*Exercise brief:*
Answer these questions from the text on Black History Month at Pangbourne College:
1. In which month does Black History Month take place?
2. What is the name of the Pangbourne group that helps students of color come together?
3. Which two British artists will GCSE art students study?

‘As students, we want to be more vocal about Black History Month’
Cherise, a pupil at Pangbourne College, explains how the school community is celebrating the achievements of black people through a series of student-led projects and activities.
As Barack Obama once said: “Change will not come if we wait for some other person or some other time. We are the ones we’ve been waiting for. We are the change that we seek.”
Black History Month, which takes place in October, has been celebrated in the UK for over 30 years. It’s a month dedicated to acknowledging and celebrating the achievements of black people throughout history, because the truth is, so many black voices have been silenced for too long and it’s time for black people to be recognised for their contributions to society. This celebration allows everyone to come together as a community and understand the importance of black culture and heritage which penetrates all areas of our society.
At Pangbourne, we have a Racial Inclusion and Diversity Working Party which helps students of colour come together and bring forth ideas to make Pangbourne a more inclusive and safer environment. In one of the meetings, it was decided that we needed to be more vocal about Black History Month and how it is celebrated.
As a result, we invited the heads of department to contribute their ideas on how to properly appreciate Black History Month and educate pupils on the importance of the event with completely student-led ideas and activities. Naturally, ‘Team Pangbourne’ rose to the challenge and I’m delighted to share some of the activities that will be taking place at the College throughout October.
In art, GCSE students will be looking at the work of Frank Bowling and Sonia Boyce who are British artists recognised for their abstract and inspirational work that has influenced art in many different ways to this day. Similarly, the DT department is covering theories on famous black architects and designers. They will be looking at the influence of different cultures from around the world in design, and how this has impacted predominantly white nations over the past few years.

*Material:*
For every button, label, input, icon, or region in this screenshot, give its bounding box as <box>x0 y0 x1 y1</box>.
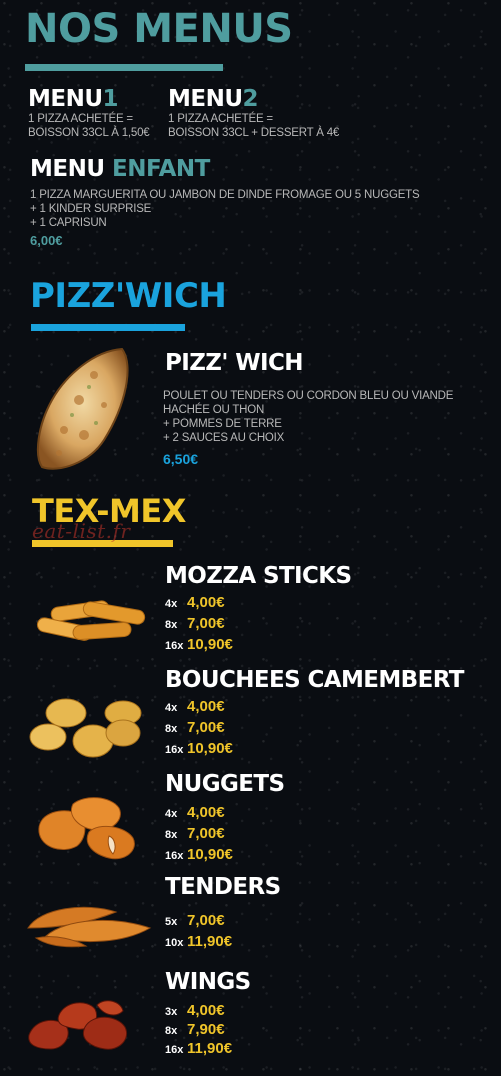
wings-title: WINGS <box>165 969 251 995</box>
menu-enfant-label2: ENFANT <box>112 156 210 182</box>
menu-enfant-line1: 1 PIZZA MARGUERITA OU JAMBON DE DINDE FR… <box>30 189 420 201</box>
mozza-sticks-prices: 4x 4,00€ 8x 7,00€ 16x 10,90€ <box>165 592 233 655</box>
bouchees-camembert-image <box>29 698 142 758</box>
mozza-sticks-title: MOZZA STICKS <box>165 563 352 589</box>
qty-label: 16x <box>165 640 184 652</box>
mozza-sticks-image <box>36 600 146 641</box>
pizzwich-section-title: PIZZ'WICH <box>30 276 227 316</box>
price-row: 16x 11,90€ <box>165 1039 232 1058</box>
price-amount: 4,00€ <box>187 594 225 611</box>
qty-label: 16x <box>165 850 184 862</box>
tenders-prices: 5x 7,00€ 10x 11,90€ <box>165 910 232 952</box>
menu-enfant-line3: + 1 CAPRISUN <box>30 217 107 229</box>
price-amount: 4,00€ <box>187 698 225 715</box>
price-row: 4x 4,00€ <box>165 802 233 823</box>
price-row: 5x 7,00€ <box>165 910 232 931</box>
qty-label: 4x <box>165 808 178 820</box>
qty-label: 4x <box>165 598 178 610</box>
pizzwich-underline <box>31 324 185 331</box>
menu-1-line1: 1 PIZZA ACHETÉE = <box>28 113 133 125</box>
nos-menus-title: NOS MENUS <box>25 6 293 52</box>
price-row: 4x 4,00€ <box>165 592 233 613</box>
menu-1: MENU1 1 PIZZA ACHETÉE = BOISSON 33CL À 1… <box>28 86 150 140</box>
price-row: 16x 10,90€ <box>165 738 233 759</box>
price-amount: 7,00€ <box>187 912 225 929</box>
price-amount: 10,90€ <box>187 846 233 863</box>
qty-label: 8x <box>165 723 178 735</box>
nuggets-prices: 4x 4,00€ 8x 7,00€ 16x 10,90€ <box>165 802 233 865</box>
qty-label: 10x <box>165 937 184 949</box>
menu-enfant-price: 6,00€ <box>30 233 63 248</box>
menu-2-number: 2 <box>242 86 259 112</box>
price-amount: 7,00€ <box>187 825 225 842</box>
price-row: 8x 7,00€ <box>165 613 233 634</box>
price-amount: 10,90€ <box>187 740 233 757</box>
pizzwich-line1: POULET OU TENDERS OU CORDON BLEU OU VIAN… <box>163 390 454 402</box>
menu-1-line2: BOISSON 33CL À 1,50€ <box>28 127 150 139</box>
price-row: 16x 10,90€ <box>165 634 233 655</box>
menu-enfant-label: MENU <box>30 156 105 182</box>
price-amount: 4,00€ <box>187 804 225 821</box>
price-row: 8x 7,00€ <box>165 823 233 844</box>
pizzwich-description: POULET OU TENDERS OU CORDON BLEU OU VIAN… <box>163 389 453 467</box>
price-amount: 10,90€ <box>187 636 233 653</box>
price-row: 16x 10,90€ <box>165 844 233 865</box>
price-amount: 4,00€ <box>187 1002 225 1019</box>
pizzwich-line2: HACHÉE OU THON <box>163 404 265 416</box>
price-amount: 7,00€ <box>187 615 225 632</box>
menu-1-label: MENU <box>28 86 103 112</box>
price-amount: 7,00€ <box>187 719 225 736</box>
qty-label: 5x <box>165 916 178 928</box>
menu-enfant-heading: MENU ENFANT <box>30 156 419 182</box>
price-amount: 11,90€ <box>187 1040 233 1057</box>
menu-enfant: MENU ENFANT 1 PIZZA MARGUERITA OU JAMBON… <box>30 156 420 248</box>
qty-label: 16x <box>165 744 184 756</box>
nuggets-image <box>38 797 135 860</box>
menu-2-label: MENU <box>168 86 243 112</box>
pizzwich-line4: + 2 SAUCES AU CHOIX <box>163 432 285 444</box>
watermark-text: eat-list.fr <box>32 519 131 543</box>
price-row: 10x 11,90€ <box>165 931 232 952</box>
pizzwich-price: 6,50€ <box>163 451 199 467</box>
wings-prices: 3x 4,00€ 8x 7,90€ 16x 11,90€ <box>165 1001 232 1058</box>
qty-label: 4x <box>165 702 178 714</box>
qty-label: 8x <box>165 619 178 631</box>
pizzwich-image <box>36 347 129 470</box>
qty-label: 16x <box>165 1044 184 1056</box>
price-row: 8x 7,90€ <box>165 1020 232 1039</box>
bouchees-camembert-prices: 4x 4,00€ 8x 7,00€ 16x 10,90€ <box>165 696 233 759</box>
price-row: 4x 4,00€ <box>165 696 233 717</box>
menu-1-heading: MENU1 <box>28 86 150 112</box>
nuggets-title: NUGGETS <box>165 771 285 797</box>
pizzwich-item-title: PIZZ' WICH <box>165 350 303 376</box>
bouchees-camembert-title: BOUCHEES CAMEMBERT <box>165 667 464 693</box>
price-row: 3x 4,00€ <box>165 1001 232 1020</box>
qty-label: 8x <box>165 829 178 841</box>
wings-image <box>28 1000 127 1050</box>
menu-2-heading: MENU2 <box>168 86 339 112</box>
tenders-title: TENDERS <box>165 874 281 900</box>
menu-enfant-line2: + 1 KINDER SURPRISE <box>30 203 152 215</box>
price-row: 8x 7,00€ <box>165 717 233 738</box>
price-amount: 7,90€ <box>187 1021 225 1038</box>
tenders-image <box>27 906 152 948</box>
price-amount: 11,90€ <box>187 933 233 950</box>
menu-2-line2: BOISSON 33CL + DESSERT À 4€ <box>168 127 340 139</box>
pizzwich-line3: + POMMES DE TERRE <box>163 418 282 430</box>
menu-1-number: 1 <box>102 86 119 112</box>
menu-2-line1: 1 PIZZA ACHETÉE = <box>168 113 273 125</box>
nos-menus-underline <box>25 64 223 71</box>
menu-2: MENU2 1 PIZZA ACHETÉE = BOISSON 33CL + D… <box>168 86 339 140</box>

*Reply to the exercise:*
1. October
2. The Racial Inclusion and Diversity Working Party
3. Frank Bowling and Sonia Boyce